Record extracts:
◆ ◆ ◆ ◆

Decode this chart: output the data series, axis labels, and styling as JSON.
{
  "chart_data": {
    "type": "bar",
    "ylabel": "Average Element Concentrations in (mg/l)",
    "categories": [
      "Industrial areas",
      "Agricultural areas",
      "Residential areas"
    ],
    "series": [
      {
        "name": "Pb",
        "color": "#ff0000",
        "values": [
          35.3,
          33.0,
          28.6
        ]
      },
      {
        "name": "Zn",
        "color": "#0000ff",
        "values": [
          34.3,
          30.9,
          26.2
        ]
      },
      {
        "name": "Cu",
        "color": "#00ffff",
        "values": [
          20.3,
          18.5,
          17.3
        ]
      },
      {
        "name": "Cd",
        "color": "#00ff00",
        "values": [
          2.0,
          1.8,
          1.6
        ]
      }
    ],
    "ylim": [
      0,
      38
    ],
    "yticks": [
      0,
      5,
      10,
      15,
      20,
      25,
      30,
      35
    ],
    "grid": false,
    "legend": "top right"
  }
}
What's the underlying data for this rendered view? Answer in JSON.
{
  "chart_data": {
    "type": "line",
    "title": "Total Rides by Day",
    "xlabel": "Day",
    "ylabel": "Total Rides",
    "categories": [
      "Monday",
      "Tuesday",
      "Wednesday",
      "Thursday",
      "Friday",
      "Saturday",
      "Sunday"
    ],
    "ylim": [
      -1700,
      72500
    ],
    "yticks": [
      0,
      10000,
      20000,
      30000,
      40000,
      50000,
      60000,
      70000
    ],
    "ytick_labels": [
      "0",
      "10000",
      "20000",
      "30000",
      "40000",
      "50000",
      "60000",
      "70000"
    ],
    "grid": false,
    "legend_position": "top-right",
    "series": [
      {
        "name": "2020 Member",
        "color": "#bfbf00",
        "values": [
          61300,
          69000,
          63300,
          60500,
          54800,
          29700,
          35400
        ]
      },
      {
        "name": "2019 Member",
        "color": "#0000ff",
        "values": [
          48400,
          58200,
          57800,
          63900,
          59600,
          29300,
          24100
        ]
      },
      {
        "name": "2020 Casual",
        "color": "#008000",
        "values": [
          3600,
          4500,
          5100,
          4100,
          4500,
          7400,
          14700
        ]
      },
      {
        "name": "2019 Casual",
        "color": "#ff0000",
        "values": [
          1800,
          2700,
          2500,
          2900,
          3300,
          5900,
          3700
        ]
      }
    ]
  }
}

◆ ◆ ◆ ◆

Exercise task:
Through the last line of the entries above, beginning at the line containing "What's the underlying", transcribe each line exactly, both ends included and nothing more.

The solution:
What's the underlying data for this rendered view? Answer in JSON.
{
  "chart_data": {
    "type": "line",
    "title": "Total Rides by Day",
    "xlabel": "Day",
    "ylabel": "Total Rides",
    "categories": [
      "Monday",
      "Tuesday",
      "Wednesday",
      "Thursday",
      "Friday",
      "Saturday",
      "Sunday"
    ],
    "ylim": [
      -1700,
      72500
    ],
    "yticks": [
      0,
      10000,
      20000,
      30000,
      40000,
      50000,
      60000,
      70000
    ],
    "ytick_labels": [
      "0",
      "10000",
      "20000",
      "30000",
      "40000",
      "50000",
      "60000",
      "70000"
    ],
    "grid": false,
    "legend_position": "top-right",
    "series": [
      {
        "name": "2020 Member",
        "color": "#bfbf00",
        "values": [
          61300,
          69000,
          63300,
          60500,
          54800,
          29700,
          35400
        ]
      },
      {
        "name": "2019 Member",
        "color": "#0000ff",
        "values": [
          48400,
          58200,
          57800,
          63900,
          59600,
          29300,
          24100
        ]
      },
      {
        "name": "2020 Casual",
        "color": "#008000",
        "values": [
          3600,
          4500,
          5100,
          4100,
          4500,
          7400,
          14700
        ]
      },
      {
        "name": "2019 Casual",
        "color": "#ff0000",
        "values": [
          1800,
          2700,
          2500,
          2900,
          3300,
          5900,
          3700
        ]
      }
    ]
  }
}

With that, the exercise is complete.